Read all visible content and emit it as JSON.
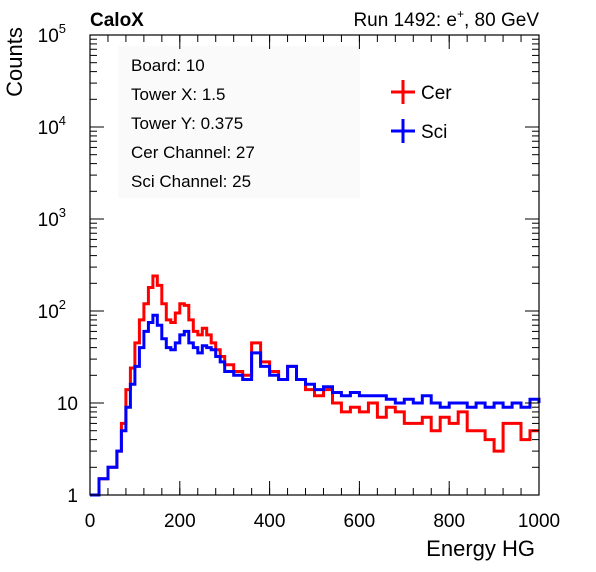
{
  "header": {
    "experiment": "CaloX",
    "run_label": "Run 1492: e",
    "run_sup": "+",
    "run_energy": ", 80 GeV"
  },
  "info_box": {
    "board": "Board: 10",
    "tower_x": "Tower X: 1.5",
    "tower_y": "Tower Y: 0.375",
    "cer_channel": "Cer Channel: 27",
    "sci_channel": "Sci Channel: 25"
  },
  "colors": {
    "cer": "#ff0000",
    "sci": "#0000ff",
    "axis": "#000000"
  },
  "chart_data": {
    "type": "line",
    "xlabel": "Energy HG",
    "ylabel": "Counts",
    "xlim": [
      0,
      1000
    ],
    "ylim": [
      1,
      100000
    ],
    "yscale": "log",
    "x_ticks": [
      "0",
      "200",
      "400",
      "600",
      "800",
      "1000"
    ],
    "y_ticks": [
      {
        "base": "1",
        "exp": ""
      },
      {
        "base": "10",
        "exp": ""
      },
      {
        "base": "10",
        "exp": "2"
      },
      {
        "base": "10",
        "exp": "3"
      },
      {
        "base": "10",
        "exp": "4"
      },
      {
        "base": "10",
        "exp": "5"
      }
    ],
    "legend_position": "top-right",
    "grid": false,
    "series": [
      {
        "name": "Cer",
        "x": [
          0,
          20,
          40,
          60,
          70,
          80,
          90,
          100,
          110,
          120,
          130,
          140,
          150,
          160,
          170,
          180,
          190,
          200,
          210,
          220,
          230,
          240,
          250,
          260,
          270,
          280,
          290,
          300,
          320,
          340,
          360,
          380,
          400,
          420,
          440,
          460,
          480,
          500,
          520,
          540,
          560,
          580,
          600,
          620,
          640,
          660,
          680,
          700,
          720,
          740,
          760,
          780,
          800,
          820,
          840,
          860,
          880,
          900,
          920,
          940,
          960,
          980,
          1000
        ],
        "y": [
          1,
          1.5,
          2,
          3,
          6,
          14,
          24,
          45,
          80,
          120,
          180,
          240,
          190,
          120,
          80,
          75,
          95,
          120,
          115,
          80,
          60,
          55,
          65,
          55,
          45,
          38,
          32,
          26,
          22,
          20,
          45,
          28,
          22,
          18,
          25,
          18,
          14,
          12,
          14,
          10,
          8,
          9,
          8,
          10,
          7,
          9,
          8,
          6,
          6,
          7,
          5,
          7,
          6,
          8,
          5,
          5,
          4,
          3,
          6,
          6,
          4,
          5,
          5
        ]
      },
      {
        "name": "Sci",
        "x": [
          0,
          20,
          40,
          60,
          70,
          80,
          90,
          100,
          110,
          120,
          130,
          140,
          150,
          160,
          170,
          180,
          190,
          200,
          210,
          220,
          230,
          240,
          250,
          260,
          270,
          280,
          290,
          300,
          320,
          340,
          360,
          380,
          400,
          420,
          440,
          460,
          480,
          500,
          520,
          540,
          560,
          580,
          600,
          620,
          640,
          660,
          680,
          700,
          720,
          740,
          760,
          780,
          800,
          820,
          840,
          860,
          880,
          900,
          920,
          940,
          960,
          980,
          1000
        ],
        "y": [
          1,
          1.5,
          2,
          3,
          5,
          9,
          16,
          25,
          40,
          60,
          75,
          90,
          70,
          50,
          40,
          38,
          45,
          55,
          60,
          45,
          40,
          35,
          42,
          40,
          38,
          32,
          28,
          22,
          20,
          18,
          35,
          25,
          20,
          18,
          25,
          18,
          16,
          14,
          15,
          13,
          12,
          13,
          12,
          12,
          12,
          11,
          10,
          11,
          10,
          12,
          10,
          9,
          10,
          10,
          9,
          10,
          9,
          10,
          9,
          10,
          9,
          11,
          10
        ]
      }
    ]
  }
}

- **GIVEN TASK**: Within the records, how many lines include "Tower"? The answer is the number and nothing else.

- **WRITTEN RESPONSE**: 2